Entries provided
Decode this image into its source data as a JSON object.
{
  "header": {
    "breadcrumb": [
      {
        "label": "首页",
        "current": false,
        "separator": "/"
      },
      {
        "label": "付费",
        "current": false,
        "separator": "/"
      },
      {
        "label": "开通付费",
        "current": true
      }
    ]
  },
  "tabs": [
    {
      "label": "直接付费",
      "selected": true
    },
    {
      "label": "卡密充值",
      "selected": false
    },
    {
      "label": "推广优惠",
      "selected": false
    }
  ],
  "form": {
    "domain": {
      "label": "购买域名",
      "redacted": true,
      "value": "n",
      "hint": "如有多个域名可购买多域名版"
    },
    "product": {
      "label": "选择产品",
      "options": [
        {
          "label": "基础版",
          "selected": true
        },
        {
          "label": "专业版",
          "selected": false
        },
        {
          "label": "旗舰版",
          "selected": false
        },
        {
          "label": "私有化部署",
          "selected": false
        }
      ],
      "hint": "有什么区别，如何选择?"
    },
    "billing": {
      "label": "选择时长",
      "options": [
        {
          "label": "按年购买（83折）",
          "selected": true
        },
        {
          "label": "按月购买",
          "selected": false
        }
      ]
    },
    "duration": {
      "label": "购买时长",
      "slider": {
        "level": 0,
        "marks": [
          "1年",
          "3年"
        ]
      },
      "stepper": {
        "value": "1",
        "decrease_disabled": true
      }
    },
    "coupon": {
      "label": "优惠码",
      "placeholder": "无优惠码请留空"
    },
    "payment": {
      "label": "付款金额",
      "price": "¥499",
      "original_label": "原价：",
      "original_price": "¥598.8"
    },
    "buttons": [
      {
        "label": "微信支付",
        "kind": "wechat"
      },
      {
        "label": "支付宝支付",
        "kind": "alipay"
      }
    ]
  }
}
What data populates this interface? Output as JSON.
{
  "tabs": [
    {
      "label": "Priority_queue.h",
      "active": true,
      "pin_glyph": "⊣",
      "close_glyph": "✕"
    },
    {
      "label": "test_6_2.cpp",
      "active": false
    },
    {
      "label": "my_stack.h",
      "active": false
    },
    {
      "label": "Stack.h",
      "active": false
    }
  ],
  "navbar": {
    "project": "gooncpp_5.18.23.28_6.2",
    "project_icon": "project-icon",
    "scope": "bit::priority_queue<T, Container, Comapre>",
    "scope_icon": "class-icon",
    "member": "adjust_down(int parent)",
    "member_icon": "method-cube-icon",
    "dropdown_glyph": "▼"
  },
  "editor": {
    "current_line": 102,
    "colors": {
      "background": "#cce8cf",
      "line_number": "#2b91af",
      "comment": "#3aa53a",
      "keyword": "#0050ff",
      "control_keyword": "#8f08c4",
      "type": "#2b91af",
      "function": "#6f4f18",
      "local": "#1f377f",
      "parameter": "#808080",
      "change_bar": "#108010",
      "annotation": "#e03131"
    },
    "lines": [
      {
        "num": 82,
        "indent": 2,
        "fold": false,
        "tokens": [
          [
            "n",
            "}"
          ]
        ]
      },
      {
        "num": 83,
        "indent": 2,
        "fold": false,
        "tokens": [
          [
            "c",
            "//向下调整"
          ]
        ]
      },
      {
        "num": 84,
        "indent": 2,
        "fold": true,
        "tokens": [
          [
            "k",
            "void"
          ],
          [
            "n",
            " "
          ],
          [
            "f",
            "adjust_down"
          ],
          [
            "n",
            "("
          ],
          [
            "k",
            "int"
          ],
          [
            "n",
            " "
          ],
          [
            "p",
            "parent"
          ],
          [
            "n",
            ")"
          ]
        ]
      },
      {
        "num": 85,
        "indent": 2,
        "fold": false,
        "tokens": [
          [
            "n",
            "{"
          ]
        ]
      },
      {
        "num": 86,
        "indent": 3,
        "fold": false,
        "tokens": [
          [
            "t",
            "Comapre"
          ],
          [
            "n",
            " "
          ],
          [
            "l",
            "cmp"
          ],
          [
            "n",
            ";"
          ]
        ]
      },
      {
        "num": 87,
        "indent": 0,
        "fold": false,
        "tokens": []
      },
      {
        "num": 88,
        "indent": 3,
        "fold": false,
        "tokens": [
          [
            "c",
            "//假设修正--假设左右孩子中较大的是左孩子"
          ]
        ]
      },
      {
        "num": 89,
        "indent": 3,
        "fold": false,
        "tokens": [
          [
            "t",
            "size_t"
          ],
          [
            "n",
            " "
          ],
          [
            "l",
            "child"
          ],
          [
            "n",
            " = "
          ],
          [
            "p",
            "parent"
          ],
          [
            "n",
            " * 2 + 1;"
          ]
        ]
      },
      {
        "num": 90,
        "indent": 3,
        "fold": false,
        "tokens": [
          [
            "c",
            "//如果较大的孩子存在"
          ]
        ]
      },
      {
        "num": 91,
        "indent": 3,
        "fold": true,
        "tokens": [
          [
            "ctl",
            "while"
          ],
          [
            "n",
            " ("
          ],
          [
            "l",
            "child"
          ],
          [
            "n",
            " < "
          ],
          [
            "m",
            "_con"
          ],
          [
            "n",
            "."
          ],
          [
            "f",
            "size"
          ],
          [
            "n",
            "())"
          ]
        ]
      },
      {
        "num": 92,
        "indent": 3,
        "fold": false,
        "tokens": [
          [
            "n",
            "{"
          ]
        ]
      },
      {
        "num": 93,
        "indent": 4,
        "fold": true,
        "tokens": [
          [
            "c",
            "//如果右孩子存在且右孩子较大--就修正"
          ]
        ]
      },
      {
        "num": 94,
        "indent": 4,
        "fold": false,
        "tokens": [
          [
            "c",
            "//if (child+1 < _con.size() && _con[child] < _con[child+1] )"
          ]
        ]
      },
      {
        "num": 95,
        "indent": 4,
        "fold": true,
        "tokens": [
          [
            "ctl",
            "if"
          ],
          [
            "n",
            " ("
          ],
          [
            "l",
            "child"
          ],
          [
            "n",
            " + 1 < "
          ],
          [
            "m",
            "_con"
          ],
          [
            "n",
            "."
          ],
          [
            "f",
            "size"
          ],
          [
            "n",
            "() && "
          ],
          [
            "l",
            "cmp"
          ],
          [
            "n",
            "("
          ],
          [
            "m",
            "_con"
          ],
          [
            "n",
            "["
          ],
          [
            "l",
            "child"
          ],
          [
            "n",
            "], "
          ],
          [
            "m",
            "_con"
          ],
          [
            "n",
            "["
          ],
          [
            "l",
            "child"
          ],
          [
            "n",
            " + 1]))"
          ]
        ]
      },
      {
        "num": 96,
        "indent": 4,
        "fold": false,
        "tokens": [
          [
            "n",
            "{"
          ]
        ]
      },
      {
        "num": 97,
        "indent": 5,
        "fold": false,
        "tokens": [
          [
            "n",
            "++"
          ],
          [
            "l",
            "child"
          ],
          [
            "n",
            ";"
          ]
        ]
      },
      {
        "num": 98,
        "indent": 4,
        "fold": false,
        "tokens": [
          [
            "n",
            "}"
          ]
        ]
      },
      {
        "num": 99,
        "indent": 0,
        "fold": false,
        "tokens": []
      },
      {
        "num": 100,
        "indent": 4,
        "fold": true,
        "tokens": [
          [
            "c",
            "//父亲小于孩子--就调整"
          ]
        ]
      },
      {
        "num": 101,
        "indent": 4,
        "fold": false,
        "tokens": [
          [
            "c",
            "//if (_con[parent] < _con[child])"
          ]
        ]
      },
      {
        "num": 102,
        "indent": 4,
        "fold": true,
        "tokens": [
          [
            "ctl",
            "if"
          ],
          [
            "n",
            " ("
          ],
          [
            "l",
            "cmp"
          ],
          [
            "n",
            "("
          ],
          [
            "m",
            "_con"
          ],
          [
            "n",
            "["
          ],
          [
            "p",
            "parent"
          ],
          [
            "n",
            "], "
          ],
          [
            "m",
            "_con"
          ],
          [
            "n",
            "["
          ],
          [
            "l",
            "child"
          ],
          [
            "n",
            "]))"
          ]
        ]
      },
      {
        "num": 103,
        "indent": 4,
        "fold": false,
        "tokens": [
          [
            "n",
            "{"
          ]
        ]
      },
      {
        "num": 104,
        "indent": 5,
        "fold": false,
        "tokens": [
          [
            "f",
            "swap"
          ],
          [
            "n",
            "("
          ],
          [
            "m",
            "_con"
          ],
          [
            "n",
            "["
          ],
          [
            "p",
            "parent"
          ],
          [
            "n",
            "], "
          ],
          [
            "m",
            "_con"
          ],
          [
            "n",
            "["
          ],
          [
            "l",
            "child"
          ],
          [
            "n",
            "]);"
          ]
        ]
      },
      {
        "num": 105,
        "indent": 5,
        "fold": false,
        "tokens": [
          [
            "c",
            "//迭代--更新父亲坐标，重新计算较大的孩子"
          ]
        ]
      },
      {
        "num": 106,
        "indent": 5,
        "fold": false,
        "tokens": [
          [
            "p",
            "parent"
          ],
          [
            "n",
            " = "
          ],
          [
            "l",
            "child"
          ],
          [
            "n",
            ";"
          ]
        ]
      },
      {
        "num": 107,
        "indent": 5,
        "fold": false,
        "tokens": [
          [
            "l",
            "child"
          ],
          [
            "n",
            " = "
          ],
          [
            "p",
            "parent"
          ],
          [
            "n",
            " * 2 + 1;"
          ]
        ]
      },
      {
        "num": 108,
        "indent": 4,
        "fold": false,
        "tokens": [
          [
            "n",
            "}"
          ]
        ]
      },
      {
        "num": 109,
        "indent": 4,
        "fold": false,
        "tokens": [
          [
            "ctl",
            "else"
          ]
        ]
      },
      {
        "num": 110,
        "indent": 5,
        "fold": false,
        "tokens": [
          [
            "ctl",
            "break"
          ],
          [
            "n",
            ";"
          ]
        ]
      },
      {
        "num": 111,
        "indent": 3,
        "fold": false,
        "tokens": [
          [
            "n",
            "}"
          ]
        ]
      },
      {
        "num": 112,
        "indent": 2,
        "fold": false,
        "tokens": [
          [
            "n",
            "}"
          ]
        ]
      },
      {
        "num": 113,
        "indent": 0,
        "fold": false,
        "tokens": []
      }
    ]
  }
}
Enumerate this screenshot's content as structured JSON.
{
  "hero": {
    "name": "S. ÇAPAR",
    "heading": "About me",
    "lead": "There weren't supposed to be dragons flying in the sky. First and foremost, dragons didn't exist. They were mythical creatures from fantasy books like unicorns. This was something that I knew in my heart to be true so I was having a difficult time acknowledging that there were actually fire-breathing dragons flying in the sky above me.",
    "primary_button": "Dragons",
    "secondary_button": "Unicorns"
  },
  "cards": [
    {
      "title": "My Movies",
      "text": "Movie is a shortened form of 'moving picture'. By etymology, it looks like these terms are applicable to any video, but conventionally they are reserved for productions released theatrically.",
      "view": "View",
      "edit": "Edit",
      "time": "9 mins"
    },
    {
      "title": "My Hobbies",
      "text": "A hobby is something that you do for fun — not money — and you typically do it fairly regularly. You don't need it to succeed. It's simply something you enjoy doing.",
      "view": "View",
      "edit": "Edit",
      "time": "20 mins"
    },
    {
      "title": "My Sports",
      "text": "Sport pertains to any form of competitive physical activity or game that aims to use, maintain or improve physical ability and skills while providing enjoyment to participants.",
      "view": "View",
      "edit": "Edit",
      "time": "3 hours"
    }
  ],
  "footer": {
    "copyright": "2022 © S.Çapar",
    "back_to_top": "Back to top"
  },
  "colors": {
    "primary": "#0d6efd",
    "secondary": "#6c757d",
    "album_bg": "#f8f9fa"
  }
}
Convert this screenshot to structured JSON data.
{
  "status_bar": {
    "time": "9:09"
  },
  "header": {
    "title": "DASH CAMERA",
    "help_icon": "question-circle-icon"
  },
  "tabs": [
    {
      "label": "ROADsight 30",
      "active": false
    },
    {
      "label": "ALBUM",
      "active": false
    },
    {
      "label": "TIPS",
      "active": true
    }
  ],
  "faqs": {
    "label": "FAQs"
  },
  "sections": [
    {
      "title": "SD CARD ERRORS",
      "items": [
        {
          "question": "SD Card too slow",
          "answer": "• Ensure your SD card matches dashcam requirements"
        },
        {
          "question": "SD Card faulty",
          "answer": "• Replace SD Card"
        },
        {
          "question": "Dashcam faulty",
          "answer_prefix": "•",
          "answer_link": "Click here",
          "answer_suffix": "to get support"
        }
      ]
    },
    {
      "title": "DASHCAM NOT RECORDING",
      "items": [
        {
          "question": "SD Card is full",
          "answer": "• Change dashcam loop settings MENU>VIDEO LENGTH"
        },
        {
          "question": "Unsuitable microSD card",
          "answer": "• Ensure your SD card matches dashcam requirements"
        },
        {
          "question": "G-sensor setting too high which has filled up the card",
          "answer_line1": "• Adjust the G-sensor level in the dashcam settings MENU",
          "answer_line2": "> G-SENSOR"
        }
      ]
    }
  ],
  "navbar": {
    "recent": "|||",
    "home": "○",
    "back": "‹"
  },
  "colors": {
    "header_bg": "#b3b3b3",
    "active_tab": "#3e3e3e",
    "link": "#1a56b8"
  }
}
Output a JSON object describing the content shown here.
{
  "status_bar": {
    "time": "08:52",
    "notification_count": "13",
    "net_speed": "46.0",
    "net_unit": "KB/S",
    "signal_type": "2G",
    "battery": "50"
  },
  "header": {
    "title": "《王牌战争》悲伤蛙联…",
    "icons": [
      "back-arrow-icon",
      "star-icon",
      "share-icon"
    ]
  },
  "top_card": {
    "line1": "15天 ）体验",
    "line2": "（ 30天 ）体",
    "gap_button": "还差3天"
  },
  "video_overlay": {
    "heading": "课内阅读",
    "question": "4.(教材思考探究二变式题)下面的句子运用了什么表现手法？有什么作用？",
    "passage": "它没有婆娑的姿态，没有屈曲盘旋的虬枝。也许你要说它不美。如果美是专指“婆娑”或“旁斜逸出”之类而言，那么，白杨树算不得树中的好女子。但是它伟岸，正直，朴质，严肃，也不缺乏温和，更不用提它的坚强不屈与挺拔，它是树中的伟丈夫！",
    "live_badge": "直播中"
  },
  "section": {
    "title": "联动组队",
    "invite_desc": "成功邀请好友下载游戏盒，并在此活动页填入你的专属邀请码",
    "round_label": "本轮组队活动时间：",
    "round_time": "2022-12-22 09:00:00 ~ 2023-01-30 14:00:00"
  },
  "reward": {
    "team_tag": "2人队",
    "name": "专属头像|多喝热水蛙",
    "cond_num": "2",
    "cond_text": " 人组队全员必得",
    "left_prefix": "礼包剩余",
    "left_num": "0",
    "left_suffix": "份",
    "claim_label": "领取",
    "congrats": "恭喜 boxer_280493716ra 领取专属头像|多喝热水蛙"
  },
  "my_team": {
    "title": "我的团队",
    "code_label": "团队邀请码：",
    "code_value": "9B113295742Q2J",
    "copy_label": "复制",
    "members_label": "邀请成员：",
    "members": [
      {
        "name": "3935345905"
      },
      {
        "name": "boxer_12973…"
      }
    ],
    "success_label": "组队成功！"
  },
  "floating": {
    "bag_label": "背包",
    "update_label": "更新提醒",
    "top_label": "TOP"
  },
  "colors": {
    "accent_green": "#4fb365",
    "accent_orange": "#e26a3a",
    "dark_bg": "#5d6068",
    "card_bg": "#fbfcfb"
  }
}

Problem to solve
Search the listing for the word "MENU" and return each line that holds it.

Final result
          "answer": "• Change dashcam loop settings MENU>VIDEO LENGTH"
          "answer_line1": "• Adjust the G-sensor level in the dashcam settings MENU",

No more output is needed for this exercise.